**TO DO:**
Locate and copy all lines bearing the word "qualified".
======
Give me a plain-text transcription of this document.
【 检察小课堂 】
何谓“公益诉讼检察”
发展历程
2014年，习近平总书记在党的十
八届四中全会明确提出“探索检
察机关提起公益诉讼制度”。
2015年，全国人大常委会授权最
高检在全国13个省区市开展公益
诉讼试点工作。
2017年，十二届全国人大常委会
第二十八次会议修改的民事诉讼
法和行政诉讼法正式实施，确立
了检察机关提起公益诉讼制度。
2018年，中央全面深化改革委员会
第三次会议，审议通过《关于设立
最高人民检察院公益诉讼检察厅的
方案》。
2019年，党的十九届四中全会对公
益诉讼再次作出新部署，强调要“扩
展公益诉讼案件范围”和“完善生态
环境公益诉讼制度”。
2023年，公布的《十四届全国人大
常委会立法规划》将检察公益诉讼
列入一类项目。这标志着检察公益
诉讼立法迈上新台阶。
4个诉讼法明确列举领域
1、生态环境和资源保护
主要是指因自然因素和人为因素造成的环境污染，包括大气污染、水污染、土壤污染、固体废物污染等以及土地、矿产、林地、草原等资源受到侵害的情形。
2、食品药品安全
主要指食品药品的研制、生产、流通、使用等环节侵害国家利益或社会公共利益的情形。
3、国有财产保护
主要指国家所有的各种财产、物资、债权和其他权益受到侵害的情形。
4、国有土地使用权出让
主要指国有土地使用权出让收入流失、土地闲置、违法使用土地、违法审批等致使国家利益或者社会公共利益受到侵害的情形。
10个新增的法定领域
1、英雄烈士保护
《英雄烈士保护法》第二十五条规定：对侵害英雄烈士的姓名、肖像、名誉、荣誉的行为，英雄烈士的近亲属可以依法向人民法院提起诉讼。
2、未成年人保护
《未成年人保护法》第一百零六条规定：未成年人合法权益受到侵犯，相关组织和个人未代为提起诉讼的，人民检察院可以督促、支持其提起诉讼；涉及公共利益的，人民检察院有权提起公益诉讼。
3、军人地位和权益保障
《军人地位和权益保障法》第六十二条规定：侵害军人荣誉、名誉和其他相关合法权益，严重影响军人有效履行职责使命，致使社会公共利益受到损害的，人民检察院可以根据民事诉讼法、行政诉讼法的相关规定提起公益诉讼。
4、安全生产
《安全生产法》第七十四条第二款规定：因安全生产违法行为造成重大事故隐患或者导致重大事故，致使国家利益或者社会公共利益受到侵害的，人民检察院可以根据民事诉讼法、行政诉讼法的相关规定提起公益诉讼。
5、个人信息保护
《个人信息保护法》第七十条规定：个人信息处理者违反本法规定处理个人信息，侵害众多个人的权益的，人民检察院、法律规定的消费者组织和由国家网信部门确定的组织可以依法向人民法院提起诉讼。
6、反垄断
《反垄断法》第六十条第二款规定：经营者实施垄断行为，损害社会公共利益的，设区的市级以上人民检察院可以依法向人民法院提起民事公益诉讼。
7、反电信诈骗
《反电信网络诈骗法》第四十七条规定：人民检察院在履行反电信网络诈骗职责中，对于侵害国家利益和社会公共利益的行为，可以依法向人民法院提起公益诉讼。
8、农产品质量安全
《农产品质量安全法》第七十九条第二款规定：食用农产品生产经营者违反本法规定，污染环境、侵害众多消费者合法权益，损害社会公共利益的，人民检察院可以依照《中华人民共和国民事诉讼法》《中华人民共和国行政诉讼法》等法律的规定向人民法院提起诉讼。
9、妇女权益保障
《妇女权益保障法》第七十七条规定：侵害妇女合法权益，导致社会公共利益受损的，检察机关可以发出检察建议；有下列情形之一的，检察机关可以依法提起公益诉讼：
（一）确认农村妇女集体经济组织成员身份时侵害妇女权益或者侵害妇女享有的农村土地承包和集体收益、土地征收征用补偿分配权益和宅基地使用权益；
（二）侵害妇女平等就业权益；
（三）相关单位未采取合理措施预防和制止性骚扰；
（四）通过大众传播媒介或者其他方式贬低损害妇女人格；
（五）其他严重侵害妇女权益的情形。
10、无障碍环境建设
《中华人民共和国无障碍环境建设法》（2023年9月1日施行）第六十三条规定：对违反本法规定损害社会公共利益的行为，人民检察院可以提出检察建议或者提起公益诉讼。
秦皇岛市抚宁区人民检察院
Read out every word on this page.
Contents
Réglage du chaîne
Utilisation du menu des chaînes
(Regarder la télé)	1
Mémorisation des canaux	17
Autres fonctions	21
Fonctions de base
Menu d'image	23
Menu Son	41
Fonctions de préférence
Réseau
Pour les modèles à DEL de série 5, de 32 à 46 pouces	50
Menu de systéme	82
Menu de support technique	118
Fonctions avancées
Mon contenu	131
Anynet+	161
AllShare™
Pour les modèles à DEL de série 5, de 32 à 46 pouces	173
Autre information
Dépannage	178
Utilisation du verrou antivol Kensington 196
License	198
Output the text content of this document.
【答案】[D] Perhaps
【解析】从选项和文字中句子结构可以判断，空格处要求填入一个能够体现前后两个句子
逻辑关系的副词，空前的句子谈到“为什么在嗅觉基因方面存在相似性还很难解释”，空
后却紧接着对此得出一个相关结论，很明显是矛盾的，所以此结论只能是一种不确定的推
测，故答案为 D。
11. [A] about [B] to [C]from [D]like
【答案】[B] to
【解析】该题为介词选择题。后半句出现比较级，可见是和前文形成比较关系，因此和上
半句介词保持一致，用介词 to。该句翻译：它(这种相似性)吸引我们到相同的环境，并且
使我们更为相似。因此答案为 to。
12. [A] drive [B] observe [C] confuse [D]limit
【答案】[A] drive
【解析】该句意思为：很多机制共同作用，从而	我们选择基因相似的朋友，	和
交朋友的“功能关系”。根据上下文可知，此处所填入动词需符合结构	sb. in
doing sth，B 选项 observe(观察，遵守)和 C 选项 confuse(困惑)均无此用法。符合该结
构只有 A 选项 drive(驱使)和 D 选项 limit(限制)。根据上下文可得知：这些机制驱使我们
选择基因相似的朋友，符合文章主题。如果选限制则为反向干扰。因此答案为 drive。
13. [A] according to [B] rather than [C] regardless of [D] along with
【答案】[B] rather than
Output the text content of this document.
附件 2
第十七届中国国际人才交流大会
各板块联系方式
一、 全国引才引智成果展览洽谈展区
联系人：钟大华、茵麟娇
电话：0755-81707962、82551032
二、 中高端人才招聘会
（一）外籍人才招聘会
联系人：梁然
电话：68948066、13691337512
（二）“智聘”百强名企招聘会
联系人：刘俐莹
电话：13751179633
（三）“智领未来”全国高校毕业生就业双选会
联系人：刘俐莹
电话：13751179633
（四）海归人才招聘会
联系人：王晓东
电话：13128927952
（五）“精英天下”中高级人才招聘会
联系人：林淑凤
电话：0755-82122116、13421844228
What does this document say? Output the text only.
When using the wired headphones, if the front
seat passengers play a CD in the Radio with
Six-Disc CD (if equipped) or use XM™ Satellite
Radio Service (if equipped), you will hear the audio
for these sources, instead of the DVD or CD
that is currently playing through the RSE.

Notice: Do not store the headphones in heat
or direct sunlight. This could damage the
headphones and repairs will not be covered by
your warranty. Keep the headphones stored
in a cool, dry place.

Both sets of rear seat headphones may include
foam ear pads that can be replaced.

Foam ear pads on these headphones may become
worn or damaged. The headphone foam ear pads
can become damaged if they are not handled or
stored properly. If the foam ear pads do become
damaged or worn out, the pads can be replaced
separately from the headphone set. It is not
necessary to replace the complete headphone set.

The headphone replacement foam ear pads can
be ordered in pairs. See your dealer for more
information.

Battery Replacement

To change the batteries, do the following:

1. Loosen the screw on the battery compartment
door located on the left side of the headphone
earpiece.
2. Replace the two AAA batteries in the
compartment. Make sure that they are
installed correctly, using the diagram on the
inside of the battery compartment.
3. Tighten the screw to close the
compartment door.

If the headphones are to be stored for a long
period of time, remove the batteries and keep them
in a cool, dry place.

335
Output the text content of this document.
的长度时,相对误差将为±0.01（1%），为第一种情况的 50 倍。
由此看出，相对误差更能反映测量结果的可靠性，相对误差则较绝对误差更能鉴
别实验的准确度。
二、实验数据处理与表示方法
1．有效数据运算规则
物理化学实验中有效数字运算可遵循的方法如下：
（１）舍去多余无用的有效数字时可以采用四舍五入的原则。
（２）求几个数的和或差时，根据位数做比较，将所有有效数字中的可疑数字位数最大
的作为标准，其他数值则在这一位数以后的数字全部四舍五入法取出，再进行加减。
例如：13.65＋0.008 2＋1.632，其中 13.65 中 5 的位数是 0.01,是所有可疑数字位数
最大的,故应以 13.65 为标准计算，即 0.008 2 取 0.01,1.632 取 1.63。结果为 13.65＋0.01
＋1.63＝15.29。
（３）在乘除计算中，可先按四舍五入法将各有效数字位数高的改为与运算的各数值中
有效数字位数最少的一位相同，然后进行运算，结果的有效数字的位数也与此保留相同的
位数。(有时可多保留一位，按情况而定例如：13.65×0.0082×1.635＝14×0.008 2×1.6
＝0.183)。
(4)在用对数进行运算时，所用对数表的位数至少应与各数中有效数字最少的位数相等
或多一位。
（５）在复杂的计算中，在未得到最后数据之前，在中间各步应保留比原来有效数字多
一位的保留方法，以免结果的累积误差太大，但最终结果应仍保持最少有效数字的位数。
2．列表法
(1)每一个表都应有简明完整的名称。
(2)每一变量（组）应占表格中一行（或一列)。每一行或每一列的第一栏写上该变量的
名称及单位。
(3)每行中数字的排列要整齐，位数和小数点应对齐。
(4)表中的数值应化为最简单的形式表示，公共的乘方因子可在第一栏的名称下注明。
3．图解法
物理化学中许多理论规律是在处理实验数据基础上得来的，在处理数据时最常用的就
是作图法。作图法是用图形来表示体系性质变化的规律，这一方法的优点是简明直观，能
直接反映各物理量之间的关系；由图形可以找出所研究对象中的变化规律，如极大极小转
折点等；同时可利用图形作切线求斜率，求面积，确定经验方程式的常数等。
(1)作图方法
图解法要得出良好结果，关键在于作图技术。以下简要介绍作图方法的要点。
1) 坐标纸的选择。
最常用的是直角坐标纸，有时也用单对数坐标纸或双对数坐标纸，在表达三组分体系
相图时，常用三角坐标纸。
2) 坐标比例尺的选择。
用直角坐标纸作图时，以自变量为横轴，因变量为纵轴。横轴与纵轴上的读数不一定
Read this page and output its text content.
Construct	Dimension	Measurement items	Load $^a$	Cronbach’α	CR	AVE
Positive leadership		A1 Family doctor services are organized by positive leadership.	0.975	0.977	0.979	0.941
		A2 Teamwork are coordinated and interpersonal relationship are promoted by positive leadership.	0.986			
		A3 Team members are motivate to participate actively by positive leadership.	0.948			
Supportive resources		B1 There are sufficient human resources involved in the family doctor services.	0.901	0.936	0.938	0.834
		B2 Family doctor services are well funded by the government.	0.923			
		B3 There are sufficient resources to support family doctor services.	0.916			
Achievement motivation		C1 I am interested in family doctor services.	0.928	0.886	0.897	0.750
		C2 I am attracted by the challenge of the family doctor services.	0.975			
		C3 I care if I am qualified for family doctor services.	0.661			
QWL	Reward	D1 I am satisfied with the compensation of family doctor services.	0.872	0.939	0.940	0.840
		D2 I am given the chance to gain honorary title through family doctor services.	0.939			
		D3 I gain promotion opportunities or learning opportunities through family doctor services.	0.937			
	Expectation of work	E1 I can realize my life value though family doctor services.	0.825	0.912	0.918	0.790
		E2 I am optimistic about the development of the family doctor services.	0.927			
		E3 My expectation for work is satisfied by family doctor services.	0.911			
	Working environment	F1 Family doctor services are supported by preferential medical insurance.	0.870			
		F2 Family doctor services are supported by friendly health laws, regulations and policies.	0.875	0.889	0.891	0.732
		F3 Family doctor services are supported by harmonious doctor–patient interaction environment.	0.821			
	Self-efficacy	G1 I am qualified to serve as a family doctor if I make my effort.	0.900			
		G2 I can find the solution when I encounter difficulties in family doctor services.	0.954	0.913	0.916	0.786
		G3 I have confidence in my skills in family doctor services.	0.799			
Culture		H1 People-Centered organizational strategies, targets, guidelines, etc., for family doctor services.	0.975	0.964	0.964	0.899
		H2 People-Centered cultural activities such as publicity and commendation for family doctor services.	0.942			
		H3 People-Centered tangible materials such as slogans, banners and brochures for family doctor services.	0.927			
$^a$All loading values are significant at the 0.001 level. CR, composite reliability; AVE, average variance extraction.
======
**THE RESPONSE:**
		C3 I care if I am qualified for family doctor services.	0.661			
	Self-efficacy	G1 I am qualified to serve as a family doctor if I make my effort.	0.900			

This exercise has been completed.